- **PROBLEM**: Copy every line in which the string "color" occurs.

- **Source data**:
+ + + + +

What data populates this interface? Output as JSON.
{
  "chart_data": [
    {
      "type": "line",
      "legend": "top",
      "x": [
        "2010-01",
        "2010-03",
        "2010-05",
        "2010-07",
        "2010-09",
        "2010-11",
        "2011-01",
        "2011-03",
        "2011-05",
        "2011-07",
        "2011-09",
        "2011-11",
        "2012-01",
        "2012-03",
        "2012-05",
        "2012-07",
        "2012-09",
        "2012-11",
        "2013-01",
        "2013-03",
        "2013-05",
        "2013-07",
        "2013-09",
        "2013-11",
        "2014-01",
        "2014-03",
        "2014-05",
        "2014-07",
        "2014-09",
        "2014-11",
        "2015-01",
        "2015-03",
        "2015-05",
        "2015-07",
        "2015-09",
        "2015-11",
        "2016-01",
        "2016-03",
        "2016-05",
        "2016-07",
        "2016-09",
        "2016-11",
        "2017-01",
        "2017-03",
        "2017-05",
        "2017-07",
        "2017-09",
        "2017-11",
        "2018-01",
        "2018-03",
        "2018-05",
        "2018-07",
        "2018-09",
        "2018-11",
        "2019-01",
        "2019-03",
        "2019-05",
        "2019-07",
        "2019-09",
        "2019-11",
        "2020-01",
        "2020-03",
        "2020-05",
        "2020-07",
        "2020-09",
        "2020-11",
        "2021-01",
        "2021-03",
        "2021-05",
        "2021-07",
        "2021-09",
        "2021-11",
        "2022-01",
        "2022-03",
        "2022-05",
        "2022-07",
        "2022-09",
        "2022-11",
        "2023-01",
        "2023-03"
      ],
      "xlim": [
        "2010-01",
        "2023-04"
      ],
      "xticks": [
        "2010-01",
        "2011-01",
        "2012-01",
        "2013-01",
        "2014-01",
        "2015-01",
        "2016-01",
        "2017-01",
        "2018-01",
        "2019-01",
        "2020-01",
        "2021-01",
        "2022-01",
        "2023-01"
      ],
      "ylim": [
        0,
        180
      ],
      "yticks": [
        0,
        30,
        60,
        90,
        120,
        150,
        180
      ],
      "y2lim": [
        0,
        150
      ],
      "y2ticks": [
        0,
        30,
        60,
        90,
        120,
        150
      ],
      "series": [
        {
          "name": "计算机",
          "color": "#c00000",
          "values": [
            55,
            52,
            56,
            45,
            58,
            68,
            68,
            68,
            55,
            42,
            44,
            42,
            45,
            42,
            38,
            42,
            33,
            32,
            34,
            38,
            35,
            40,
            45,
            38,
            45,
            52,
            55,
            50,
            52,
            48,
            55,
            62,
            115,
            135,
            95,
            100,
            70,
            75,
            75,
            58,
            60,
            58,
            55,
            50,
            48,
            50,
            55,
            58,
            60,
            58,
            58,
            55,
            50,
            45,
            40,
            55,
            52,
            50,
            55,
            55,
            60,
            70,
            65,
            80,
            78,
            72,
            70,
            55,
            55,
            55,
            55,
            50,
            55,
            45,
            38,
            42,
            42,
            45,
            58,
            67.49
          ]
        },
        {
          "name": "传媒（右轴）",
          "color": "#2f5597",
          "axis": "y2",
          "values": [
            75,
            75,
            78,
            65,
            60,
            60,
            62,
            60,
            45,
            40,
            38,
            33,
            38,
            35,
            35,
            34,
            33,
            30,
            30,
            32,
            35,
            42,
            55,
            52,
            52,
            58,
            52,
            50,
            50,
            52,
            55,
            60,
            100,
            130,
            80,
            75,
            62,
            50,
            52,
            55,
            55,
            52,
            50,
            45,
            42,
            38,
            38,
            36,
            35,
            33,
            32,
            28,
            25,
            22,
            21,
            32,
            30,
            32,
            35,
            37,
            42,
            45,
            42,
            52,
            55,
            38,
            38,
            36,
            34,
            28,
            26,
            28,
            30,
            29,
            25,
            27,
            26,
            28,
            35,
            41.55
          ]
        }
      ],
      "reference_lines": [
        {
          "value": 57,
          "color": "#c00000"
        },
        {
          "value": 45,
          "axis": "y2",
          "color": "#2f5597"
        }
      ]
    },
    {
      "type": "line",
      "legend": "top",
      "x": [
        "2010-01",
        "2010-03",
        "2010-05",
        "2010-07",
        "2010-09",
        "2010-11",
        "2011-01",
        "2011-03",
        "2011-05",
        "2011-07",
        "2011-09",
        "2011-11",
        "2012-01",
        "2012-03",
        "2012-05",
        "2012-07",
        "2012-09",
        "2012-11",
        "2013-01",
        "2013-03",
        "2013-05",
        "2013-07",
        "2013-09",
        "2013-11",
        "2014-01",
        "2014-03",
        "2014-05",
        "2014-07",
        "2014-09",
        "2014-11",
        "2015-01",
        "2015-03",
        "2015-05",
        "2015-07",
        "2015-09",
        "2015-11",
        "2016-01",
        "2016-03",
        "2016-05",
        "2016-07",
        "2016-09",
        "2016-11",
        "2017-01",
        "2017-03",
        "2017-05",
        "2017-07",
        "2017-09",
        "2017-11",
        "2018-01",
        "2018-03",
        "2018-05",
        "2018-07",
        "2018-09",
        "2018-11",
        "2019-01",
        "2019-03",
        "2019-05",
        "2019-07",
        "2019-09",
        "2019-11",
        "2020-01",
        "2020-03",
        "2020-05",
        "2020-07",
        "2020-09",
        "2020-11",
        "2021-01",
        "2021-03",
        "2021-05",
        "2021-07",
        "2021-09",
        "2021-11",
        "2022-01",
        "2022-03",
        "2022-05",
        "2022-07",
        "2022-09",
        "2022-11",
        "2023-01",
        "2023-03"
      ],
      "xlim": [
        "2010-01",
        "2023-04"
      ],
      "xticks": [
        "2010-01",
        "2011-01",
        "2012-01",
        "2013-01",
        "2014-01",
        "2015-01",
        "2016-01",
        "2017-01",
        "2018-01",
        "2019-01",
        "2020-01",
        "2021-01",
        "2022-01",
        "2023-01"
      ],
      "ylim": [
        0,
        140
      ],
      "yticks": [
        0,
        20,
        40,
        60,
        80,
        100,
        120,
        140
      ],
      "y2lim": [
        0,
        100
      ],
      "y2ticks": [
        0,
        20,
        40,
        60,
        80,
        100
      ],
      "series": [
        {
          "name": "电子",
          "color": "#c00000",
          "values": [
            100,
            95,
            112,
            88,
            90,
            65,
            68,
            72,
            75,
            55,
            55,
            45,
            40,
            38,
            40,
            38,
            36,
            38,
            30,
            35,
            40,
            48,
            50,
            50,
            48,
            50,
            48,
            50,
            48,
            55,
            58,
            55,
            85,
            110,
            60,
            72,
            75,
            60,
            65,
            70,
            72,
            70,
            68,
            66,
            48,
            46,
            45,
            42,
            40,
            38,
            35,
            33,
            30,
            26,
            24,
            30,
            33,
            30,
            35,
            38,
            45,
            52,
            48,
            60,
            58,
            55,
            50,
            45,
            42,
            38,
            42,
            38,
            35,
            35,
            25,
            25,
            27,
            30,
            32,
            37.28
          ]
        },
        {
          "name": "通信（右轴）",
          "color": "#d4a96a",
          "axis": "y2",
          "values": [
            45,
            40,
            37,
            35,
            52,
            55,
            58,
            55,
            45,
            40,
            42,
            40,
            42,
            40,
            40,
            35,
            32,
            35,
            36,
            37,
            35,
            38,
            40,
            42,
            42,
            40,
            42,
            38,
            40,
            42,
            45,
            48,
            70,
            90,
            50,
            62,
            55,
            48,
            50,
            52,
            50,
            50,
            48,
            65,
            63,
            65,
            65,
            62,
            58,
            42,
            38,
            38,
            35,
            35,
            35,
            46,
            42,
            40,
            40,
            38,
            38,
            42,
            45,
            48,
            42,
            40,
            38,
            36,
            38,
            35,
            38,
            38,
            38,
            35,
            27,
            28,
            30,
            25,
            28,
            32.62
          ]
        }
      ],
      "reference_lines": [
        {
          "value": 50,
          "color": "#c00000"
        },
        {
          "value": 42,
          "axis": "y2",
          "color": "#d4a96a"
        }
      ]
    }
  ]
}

+ + + + +

- **COMPLETED TASK**:
          "color": "#c00000",
          "color": "#2f5597",
          "color": "#c00000"
          "color": "#2f5597"
          "color": "#c00000",
          "color": "#d4a96a",
          "color": "#c00000"
          "color": "#d4a96a"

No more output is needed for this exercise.